**SELECTED TEXT**
Hepatocellular uptake of oleate is energy dependent, sodium linked, and inhibited by an antibody to a hepatocyte plasma membrane fatty acid binding protein

Abstract

Several studies suggest that a portion of hepatocellular nonesterfied fatty acid uptake may be carrier mediated. To further investigate this process, initial rate (V(o)) of [14C]oleate uptake into rat hepatocytes, isolated by collagenase perfusion and incubated at 37°C with oleate in the presence of bovine serum albumin, were studied as a function of the concentration of unbound [14C]oleate in the medium. V(o) was saturable with increasing unbound oleate concentration (K(m) = 8.3 x 10-8 M; V(max) = 197 pmol per min per 5 x 104 hepatocytes) and was not inhibited by up to 40 μM sulfobromophthalein, taurocholate, or cholic acid. Oleate uptake was sodium dependent. V(o) was significantly diminished when Li+, K+, choline, or sucrose were substituted for Na+ in the incubation medium and was reduced 46% by 1 mM ouabain. Uptake was also markedly reduced after exposure of cells to metabolic inhibitors (e.g., 2,4-dinitrophenol, carbonyl cyanide m-chlorophenylhydrazone, antimycin, KCN). To evaluate the physiologic significance of the previously isolated rat liver plasma membrane fatty acid-binding protein, the effect of an antibody directed against this protein on hepatocellular [14C]oleate uptake was examined. Preincubation of hepatocytes with the IgG fraction of this antiserum inhibited V(o) of [14C]oleate by up to 65% in dose-related fashion, without altering V(o) for [35S]sulfobromophthalein, [14C]taurocholate, or [3H]cholate. These data indicate that at least a portion of hepatocellular oleate uptake is energy dependent, sodium linked, and mediated by a specific liver plasma membrane-fatty acid-binding protein.

**DATA PROVIDED**
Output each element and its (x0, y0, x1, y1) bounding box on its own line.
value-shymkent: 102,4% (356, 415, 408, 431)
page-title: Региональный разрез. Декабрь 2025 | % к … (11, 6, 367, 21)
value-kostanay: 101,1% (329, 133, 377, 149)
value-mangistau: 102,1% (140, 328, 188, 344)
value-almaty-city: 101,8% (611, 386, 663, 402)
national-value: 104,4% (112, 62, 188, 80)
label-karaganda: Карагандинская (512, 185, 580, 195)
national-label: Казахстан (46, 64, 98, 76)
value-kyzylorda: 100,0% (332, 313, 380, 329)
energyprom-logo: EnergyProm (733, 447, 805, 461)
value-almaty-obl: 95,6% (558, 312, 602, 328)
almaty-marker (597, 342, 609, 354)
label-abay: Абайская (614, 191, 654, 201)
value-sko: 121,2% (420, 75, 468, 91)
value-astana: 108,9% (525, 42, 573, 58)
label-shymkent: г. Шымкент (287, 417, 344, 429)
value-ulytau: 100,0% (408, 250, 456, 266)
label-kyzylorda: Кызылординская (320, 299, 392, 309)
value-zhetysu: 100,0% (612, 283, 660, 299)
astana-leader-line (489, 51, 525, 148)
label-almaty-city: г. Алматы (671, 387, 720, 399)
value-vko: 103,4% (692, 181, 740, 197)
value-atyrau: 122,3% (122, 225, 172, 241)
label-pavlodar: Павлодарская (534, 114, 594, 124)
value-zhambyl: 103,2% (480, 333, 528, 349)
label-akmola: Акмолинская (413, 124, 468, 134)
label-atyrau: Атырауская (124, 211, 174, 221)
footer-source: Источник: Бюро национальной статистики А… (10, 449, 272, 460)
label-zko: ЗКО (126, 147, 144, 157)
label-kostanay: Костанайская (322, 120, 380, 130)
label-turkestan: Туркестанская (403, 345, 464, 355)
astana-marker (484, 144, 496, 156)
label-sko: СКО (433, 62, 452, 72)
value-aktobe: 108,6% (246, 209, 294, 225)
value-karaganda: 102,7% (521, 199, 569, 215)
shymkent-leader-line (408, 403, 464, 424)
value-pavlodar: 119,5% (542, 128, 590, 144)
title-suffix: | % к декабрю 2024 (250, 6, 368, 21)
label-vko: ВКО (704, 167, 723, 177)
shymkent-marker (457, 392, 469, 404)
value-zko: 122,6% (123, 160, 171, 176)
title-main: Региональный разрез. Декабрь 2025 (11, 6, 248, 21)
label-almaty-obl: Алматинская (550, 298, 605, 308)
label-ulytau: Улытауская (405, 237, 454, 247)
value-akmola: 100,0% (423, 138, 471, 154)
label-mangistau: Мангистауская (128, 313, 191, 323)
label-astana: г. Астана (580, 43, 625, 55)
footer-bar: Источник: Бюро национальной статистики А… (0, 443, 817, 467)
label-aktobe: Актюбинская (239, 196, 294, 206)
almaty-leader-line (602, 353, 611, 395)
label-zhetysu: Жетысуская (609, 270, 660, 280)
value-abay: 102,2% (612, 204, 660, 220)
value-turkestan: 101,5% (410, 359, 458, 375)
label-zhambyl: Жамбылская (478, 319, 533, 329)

**TASK DIRECTIONS**
In the oleate uptake abstract, by how much did 1 mM ouabain reduce V(o)? The items have nothing to do with the oleate uptake abstract.

**WORKED SOLUTION**
By 46%.